*What you need to do*
Please write out the entries again, beginning at the line that has "svg-text:BLU/WHT: BLU/WHT [362,1198,441,1217]" and stopping after the line that has "svg-text:1: 1 [1150,1183,1159,1202]". Substitute "connection dot" for each "junction dot" and leave everything else unchanged.

--------------------------------

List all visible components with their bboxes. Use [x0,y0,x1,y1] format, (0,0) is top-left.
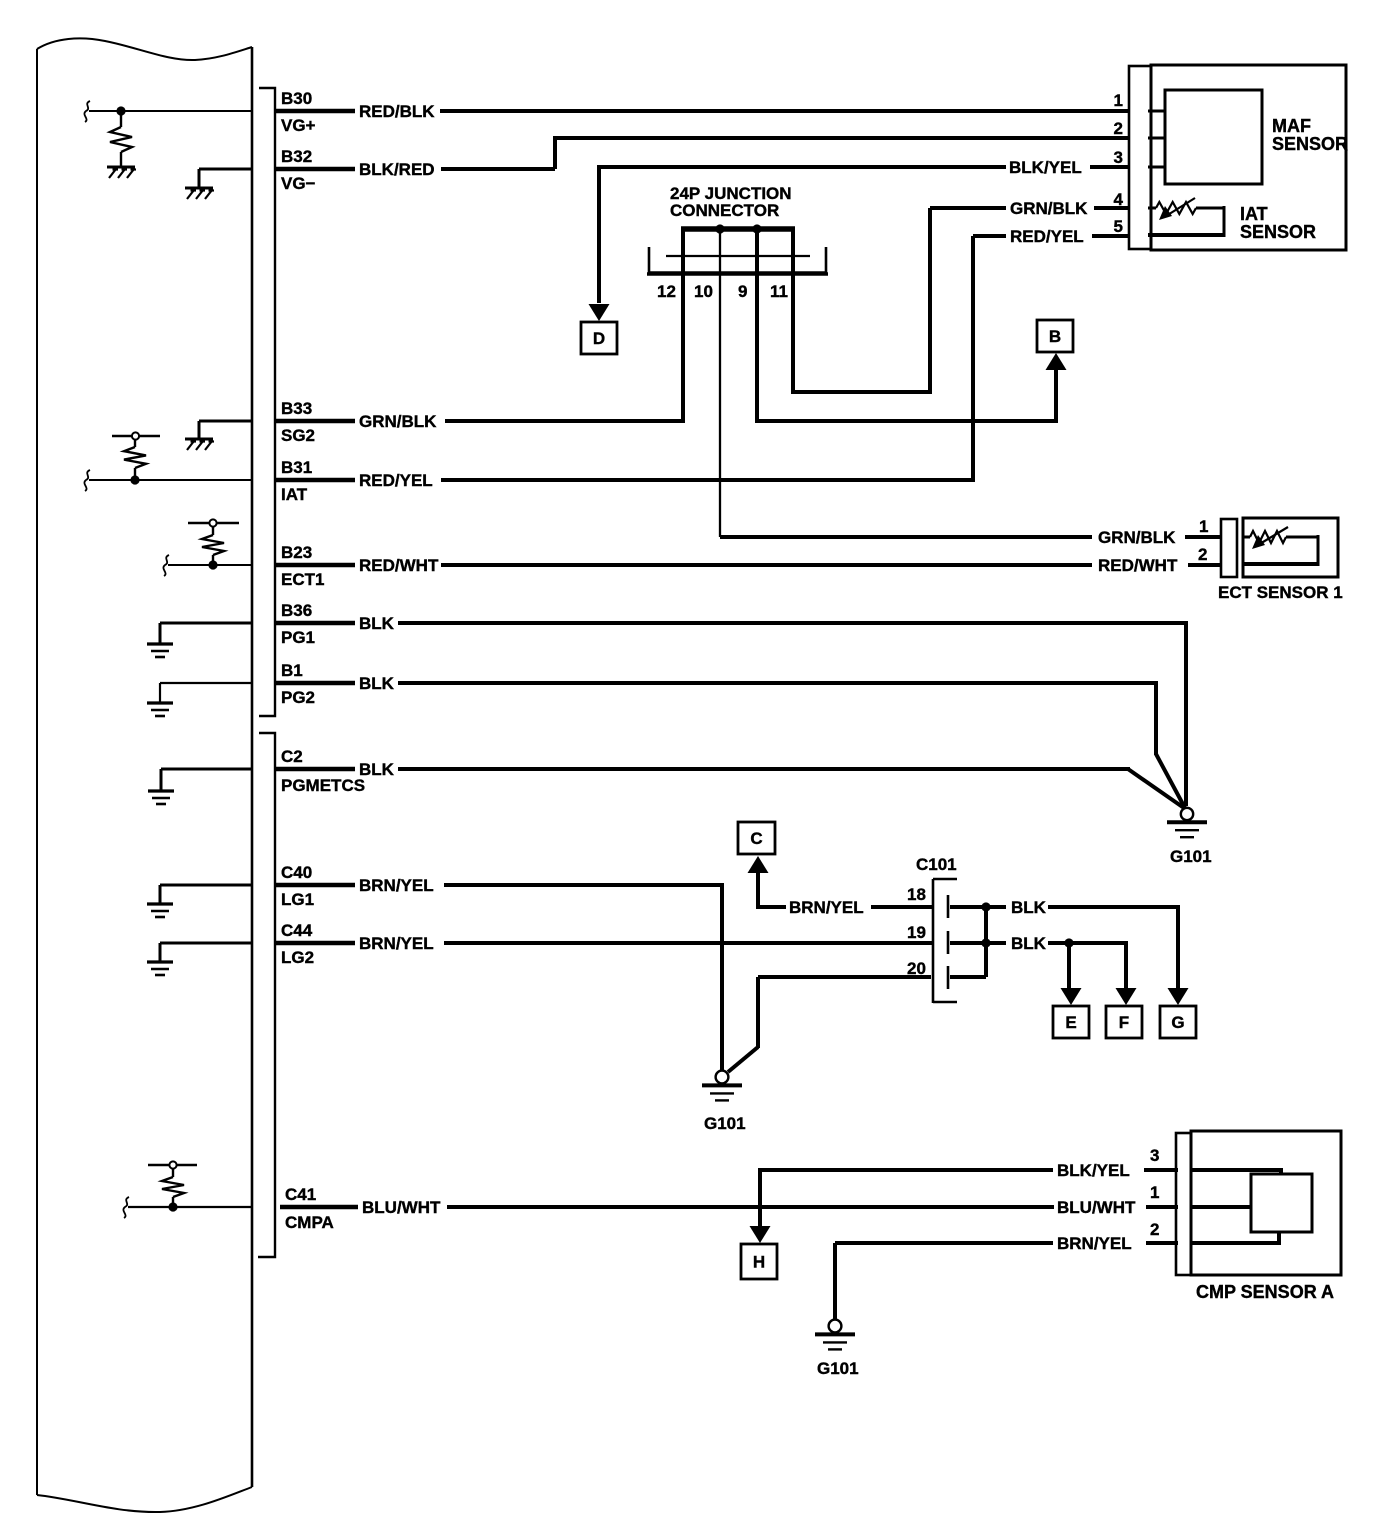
svg-text:BLU/WHT: BLU/WHT [362,1198,441,1217]
svg-text:LG2: LG2 [281,948,314,967]
CMP sensor A box [1191,1131,1341,1275]
pin B1 stub [276,681,355,686]
svg-text:B33: B33 [281,399,312,418]
resistor internal pull-up (B31) [112,436,160,480]
node C40 LG1 internal wire [160,885,252,903]
svg-text:GRN/BLK: GRN/BLK [1010,199,1088,218]
wire BRN/YEL stub at CMP [1146,1241,1178,1245]
node B32 VG- internal wire [199,169,252,187]
svg-text:CMPA: CMPA [285,1213,334,1232]
junction dot on B30 wire [116,106,125,115]
svg-text:ECT SENSOR 1: ECT SENSOR 1 [1218,583,1343,602]
junction dot on B23 wire [208,560,217,569]
node B23 ECT1 internal wire [163,555,252,576]
wire BRN/YEL (CMP pin 2) to G101 [835,1243,1053,1319]
svg-text:VG+: VG+ [281,116,316,135]
label MAF SENSOR [1272,116,1348,154]
svg-text:F: F [1119,1013,1129,1032]
svg-text:9: 9 [738,282,747,301]
svg-text:1: 1 [1150,1183,1159,1202]
svg-text:2: 2 [1150,1220,1159,1239]
svg-text:B36: B36 [281,601,312,620]
wire RED/WHT to ECT pin 2 [441,563,1092,567]
svg-text:D: D [593,329,605,348]
svg-text:IAT: IAT [281,485,308,504]
svg-text:GRN/BLK: GRN/BLK [1098,528,1176,547]
wire C101 pin 19 left (from C44) is above; pin 20 wire to G101 [728,977,931,1072]
svg-text:PG1: PG1 [281,628,315,647]
svg-text:G101: G101 [1170,847,1212,866]
junction dot pin 9 [752,224,761,233]
wire RED/BLK to MAF pin 1 [440,109,1129,113]
wire BRN/YEL stub to C101 pin 18 [871,905,933,909]
ground G101 (CMP) [815,1320,859,1378]
svg-text:4: 4 [1114,190,1124,209]
svg-text:GRN/BLK: GRN/BLK [359,412,437,431]
ground (C44) [147,962,173,975]
MAF sensor box [1151,65,1346,250]
resistor internal pull (B30) [110,111,132,166]
connector box G [1160,1006,1196,1038]
connector box B [1037,320,1073,352]
svg-text:B31: B31 [281,458,312,477]
svg-text:PGMETCS: PGMETCS [281,776,365,795]
pin B31 stub [276,478,355,483]
pin B36 stub [276,621,355,626]
wire GRN/BLK stub at MAF [1094,206,1129,210]
arrow into D [589,304,610,321]
junction dot on C41 wire [168,1202,177,1211]
wire junction pin 12 to B33 [681,229,685,423]
wire BLK from C101 pin 19 [950,943,1128,988]
svg-text:B30: B30 [281,89,312,108]
CMP internal wiring [1191,1170,1283,1243]
svg-text:MAF: MAF [1272,116,1311,136]
24P junction bus bar [681,226,795,232]
svg-text:RED/BLK: RED/BLK [359,102,435,121]
svg-text:1: 1 [1114,91,1123,110]
svg-text:B: B [1049,327,1061,346]
ECM connector bracket C [258,733,275,1257]
svg-text:5: 5 [1114,217,1123,236]
svg-text:2: 2 [1114,119,1123,138]
resistor internal pull-up (B23) [188,523,239,565]
svg-text:3: 3 [1150,1146,1159,1165]
svg-text:RED/YEL: RED/YEL [359,471,433,490]
node B1 PG2 internal wire [160,683,252,702]
connector box D [581,322,617,354]
svg-text:C2: C2 [281,747,303,766]
wire BLK/YEL (MAF pin 3) [599,165,1006,303]
svg-text:BRN/YEL: BRN/YEL [1057,1234,1132,1253]
C101 connector body [933,879,957,1003]
wire BLK/YEL (CMP pin 3) to connector H [759,1168,1053,1228]
wire BLU/WHT stub at CMP [1146,1205,1178,1209]
svg-text:10: 10 [694,282,713,301]
ground (C2) [148,791,174,804]
svg-text:BLK/YEL: BLK/YEL [1009,158,1082,177]
wire C101 pin 20 jumper [950,907,986,977]
ECM box (torn outline) [37,38,252,1512]
wire BLK from B36 to G101 [398,623,1188,806]
node C41 CMPA internal wire [123,1197,252,1218]
svg-text:BLK: BLK [1011,934,1047,953]
svg-text:BLK: BLK [359,760,395,779]
MAF sensing element square [1165,90,1262,184]
ECM connector bracket B [259,88,275,716]
svg-text:2: 2 [1198,545,1207,564]
wire junction pin 9 to connector B [755,229,1058,423]
ground (B1) [147,703,173,716]
svg-text:RED/WHT: RED/WHT [1098,556,1178,575]
internal voltage node circle (B23) [209,519,216,526]
svg-text:BLK/YEL: BLK/YEL [1057,1161,1130,1180]
svg-text:C40: C40 [281,863,312,882]
svg-text:B23: B23 [281,543,312,562]
24P junction connector body [647,247,828,274]
svg-text:12: 12 [657,282,676,301]
junction dot on B31 wire [130,475,139,484]
internal voltage node circle (C41) [169,1161,176,1168]
arrow into F [1116,988,1137,1005]
wire BLK from C2 to G101 [398,769,1184,808]
ground chassis (B32) [185,188,214,199]
arrow into C [748,856,769,873]
wire BRN/YEL from C44 to C101 pin 19 [444,941,933,945]
svg-text:ECT1: ECT1 [281,570,324,589]
arrow into G [1168,988,1189,1005]
CMP harness connector [1176,1133,1191,1275]
ECT sensor 1 box [1243,518,1338,577]
pin C41 stub [280,1205,358,1210]
arrow into E [1061,988,1082,1005]
pin B32 stub [276,167,355,172]
wire BRN/YEL from C40 to G101 [444,885,724,1070]
junction dot pin 10 [715,224,724,233]
svg-text:BLK: BLK [1011,898,1047,917]
svg-text:RED/WHT: RED/WHT [359,556,439,575]
svg-text:1: 1 [1199,517,1208,536]
wire GRN/BLK to junction pin 12 [445,419,683,423]
svg-text:BLK: BLK [359,674,395,693]
ECT harness connector [1221,519,1237,577]
wire BLK from B1 to G101 [398,683,1185,808]
ground chassis (B33) [185,439,214,450]
node B33 SG2 internal wire [199,421,252,438]
node C44 LG2 internal wire [160,943,252,961]
resistor internal pull-up (C41) [148,1165,197,1207]
wire BLK from C101 pin 18 [950,907,1180,988]
svg-text:C101: C101 [916,855,957,874]
connector box H [741,1244,777,1279]
ground (C40) [147,904,173,917]
svg-text:RED/YEL: RED/YEL [1010,227,1084,246]
pin C2 stub [276,767,355,772]
node B30 VG+ internal wire [84,101,252,122]
svg-text:BRN/YEL: BRN/YEL [359,876,434,895]
connector box C [738,822,775,854]
node C2 PGMETCS internal wire [161,769,252,790]
junction dot pin18/jumper [981,902,990,911]
junction dot pin19/E branch [1064,938,1073,947]
svg-text:IAT: IAT [1240,204,1268,224]
svg-text:C44: C44 [281,921,313,940]
svg-text:BLU/WHT: BLU/WHT [1057,1198,1136,1217]
svg-text:G: G [1171,1013,1184,1032]
svg-text:SENSOR: SENSOR [1240,222,1316,242]
svg-text:BLK: BLK [359,614,395,633]
svg-text:BLK/RED: BLK/RED [359,160,435,179]
svg-text:G101: G101 [704,1114,746,1133]
svg-text:B1: B1 [281,661,303,680]
pin 1 stub (ECT) [1185,535,1221,539]
svg-text:G101: G101 [817,1359,859,1378]
svg-text:3: 3 [1114,148,1123,167]
svg-text:BRN/YEL: BRN/YEL [789,898,864,917]
svg-text:BRN/YEL: BRN/YEL [359,934,434,953]
pin B23 stub [276,563,355,568]
ground (B36) [147,644,173,657]
arrow into H [750,1226,771,1243]
wire BLK/YEL stub at MAF [1090,165,1129,169]
wire RED/YEL stub at MAF [1092,234,1129,238]
wire RED/YEL to MAF pin 5 [441,236,1006,482]
svg-text:PG2: PG2 [281,688,315,707]
pin C44 stub [276,941,355,946]
svg-text:CMP SENSOR A: CMP SENSOR A [1196,1282,1334,1302]
arrow into B [1046,353,1067,370]
wire junction pin 11 to GRN/BLK [791,208,1006,394]
wire BLK/YEL stub at CMP [1144,1168,1178,1172]
svg-text:11: 11 [770,282,788,301]
wire BLK/RED to MAF pin 2 (with step up) [441,136,1129,169]
connector box F [1106,1006,1142,1038]
pin C40 stub [276,883,355,888]
svg-text:C: C [750,829,762,848]
svg-text:SENSOR: SENSOR [1272,134,1348,154]
internal voltage node circle (B31) [132,432,139,439]
IAT thermistor element [1148,198,1224,237]
pin B33 stub [276,419,355,424]
node B36 PG1 internal wire [160,623,252,643]
svg-text:VG−: VG− [281,174,316,193]
svg-text:H: H [753,1253,765,1272]
ground chassis (B30 resistor) [107,167,136,178]
junction dot pin19/jumper [981,938,990,947]
wire branch to E [1067,943,1071,988]
24P junction connector label [670,184,792,220]
svg-text:LG1: LG1 [281,890,314,909]
svg-text:CONNECTOR: CONNECTOR [670,201,779,220]
wire BLU/WHT to CMP pin 1 [447,1205,1054,1209]
connector box E [1053,1006,1089,1038]
svg-text:SG2: SG2 [281,426,315,445]
svg-text:19: 19 [907,923,926,942]
CMP pickup element square [1251,1174,1312,1232]
pin 2 stub (ECT) [1188,563,1221,567]
wire GRN/BLK to ECT pin 1 (from junction pin 10) [720,535,1092,539]
svg-text:B32: B32 [281,147,312,166]
svg-text:C41: C41 [285,1185,316,1204]
label IAT SENSOR [1240,204,1316,242]
node B31 IAT internal wire [84,470,252,491]
MAF internal pin stubs [1148,111,1165,167]
svg-text:E: E [1065,1013,1076,1032]
wire BRN/YEL to connector C [758,873,786,909]
wire junction pin 10 down [719,229,721,537]
ground G101 (right) [1167,808,1212,866]
ECT thermistor element [1243,527,1318,566]
pin B30 stub [276,109,355,114]
svg-text:18: 18 [907,885,926,904]
ground G101 (below C40) [702,1071,746,1133]
MAF sensor harness connector [1129,66,1151,249]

--------------------------------

*Complete output*
svg-text:BLU/WHT: BLU/WHT [362,1198,441,1217]
svg-text:LG2: LG2 [281,948,314,967]
CMP sensor A box [1191,1131,1341,1275]
pin B1 stub [276,681,355,686]
svg-text:B33: B33 [281,399,312,418]
resistor internal pull-up (B31) [112,436,160,480]
node C40 LG1 internal wire [160,885,252,903]
svg-text:GRN/BLK: GRN/BLK [1010,199,1088,218]
wire BRN/YEL stub at CMP [1146,1241,1178,1245]
node B32 VG- internal wire [199,169,252,187]
svg-text:CMPA: CMPA [285,1213,334,1232]
connection dot on B30 wire [116,106,125,115]
svg-text:ECT SENSOR 1: ECT SENSOR 1 [1218,583,1343,602]
connection dot on B23 wire [208,560,217,569]
node B23 ECT1 internal wire [163,555,252,576]
wire BRN/YEL (CMP pin 2) to G101 [835,1243,1053,1319]
svg-text:VG+: VG+ [281,116,316,135]
label MAF SENSOR [1272,116,1348,154]
svg-text:F: F [1119,1013,1129,1032]
svg-text:9: 9 [738,282,747,301]
svg-text:1: 1 [1150,1183,1159,1202]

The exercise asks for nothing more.